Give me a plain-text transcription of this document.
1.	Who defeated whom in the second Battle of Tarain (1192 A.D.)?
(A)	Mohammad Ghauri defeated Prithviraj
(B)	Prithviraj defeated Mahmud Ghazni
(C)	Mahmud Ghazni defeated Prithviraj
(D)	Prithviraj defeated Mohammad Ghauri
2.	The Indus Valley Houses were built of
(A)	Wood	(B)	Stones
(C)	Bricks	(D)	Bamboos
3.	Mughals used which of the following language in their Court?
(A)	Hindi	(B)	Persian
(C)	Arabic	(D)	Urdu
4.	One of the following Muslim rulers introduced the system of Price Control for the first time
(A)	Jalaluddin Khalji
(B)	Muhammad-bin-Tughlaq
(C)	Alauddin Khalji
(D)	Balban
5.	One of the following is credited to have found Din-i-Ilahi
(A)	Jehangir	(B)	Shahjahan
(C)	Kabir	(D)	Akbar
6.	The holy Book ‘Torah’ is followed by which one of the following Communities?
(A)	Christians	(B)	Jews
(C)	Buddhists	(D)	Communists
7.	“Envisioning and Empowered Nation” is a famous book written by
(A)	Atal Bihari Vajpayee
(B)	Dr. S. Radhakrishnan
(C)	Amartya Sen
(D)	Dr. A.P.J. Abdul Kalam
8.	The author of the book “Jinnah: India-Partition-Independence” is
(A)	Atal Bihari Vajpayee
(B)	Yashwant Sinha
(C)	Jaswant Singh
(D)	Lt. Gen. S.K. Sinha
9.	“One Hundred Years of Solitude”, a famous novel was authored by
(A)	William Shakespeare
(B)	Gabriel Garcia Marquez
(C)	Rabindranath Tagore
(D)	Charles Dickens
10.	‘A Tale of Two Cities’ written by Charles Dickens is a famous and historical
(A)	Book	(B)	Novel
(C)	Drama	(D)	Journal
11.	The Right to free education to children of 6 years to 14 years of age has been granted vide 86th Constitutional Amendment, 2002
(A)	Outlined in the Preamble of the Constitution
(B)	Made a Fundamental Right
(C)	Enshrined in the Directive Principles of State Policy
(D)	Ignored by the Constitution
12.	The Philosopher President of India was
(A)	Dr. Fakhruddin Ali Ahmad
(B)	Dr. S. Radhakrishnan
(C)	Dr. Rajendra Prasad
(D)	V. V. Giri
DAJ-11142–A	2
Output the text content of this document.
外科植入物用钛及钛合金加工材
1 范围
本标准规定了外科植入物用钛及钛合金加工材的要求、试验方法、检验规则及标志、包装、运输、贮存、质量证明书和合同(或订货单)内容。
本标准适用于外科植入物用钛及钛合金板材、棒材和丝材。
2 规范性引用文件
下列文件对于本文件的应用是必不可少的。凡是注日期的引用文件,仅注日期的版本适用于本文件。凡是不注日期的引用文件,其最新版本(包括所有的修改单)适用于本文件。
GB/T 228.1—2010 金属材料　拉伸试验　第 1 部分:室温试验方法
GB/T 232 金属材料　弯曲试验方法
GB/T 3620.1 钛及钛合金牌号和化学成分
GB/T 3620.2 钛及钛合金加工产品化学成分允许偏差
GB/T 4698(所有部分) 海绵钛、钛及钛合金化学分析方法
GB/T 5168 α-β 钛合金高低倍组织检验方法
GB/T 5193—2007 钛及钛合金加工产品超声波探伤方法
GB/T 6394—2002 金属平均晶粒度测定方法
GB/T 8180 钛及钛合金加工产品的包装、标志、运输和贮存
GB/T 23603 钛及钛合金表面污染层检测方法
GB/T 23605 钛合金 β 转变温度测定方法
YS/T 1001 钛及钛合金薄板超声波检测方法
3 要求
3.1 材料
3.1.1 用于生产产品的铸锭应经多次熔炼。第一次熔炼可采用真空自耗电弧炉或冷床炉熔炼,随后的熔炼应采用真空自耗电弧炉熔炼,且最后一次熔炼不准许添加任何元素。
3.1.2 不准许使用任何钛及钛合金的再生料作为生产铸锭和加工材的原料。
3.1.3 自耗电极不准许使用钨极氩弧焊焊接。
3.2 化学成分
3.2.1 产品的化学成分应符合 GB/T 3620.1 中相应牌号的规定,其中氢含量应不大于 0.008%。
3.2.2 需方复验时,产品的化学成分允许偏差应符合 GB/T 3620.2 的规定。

• [Directive]: Only a number is expected here: the count of lines in the listing that hold the string "Mahmud".

• [Written response]: 2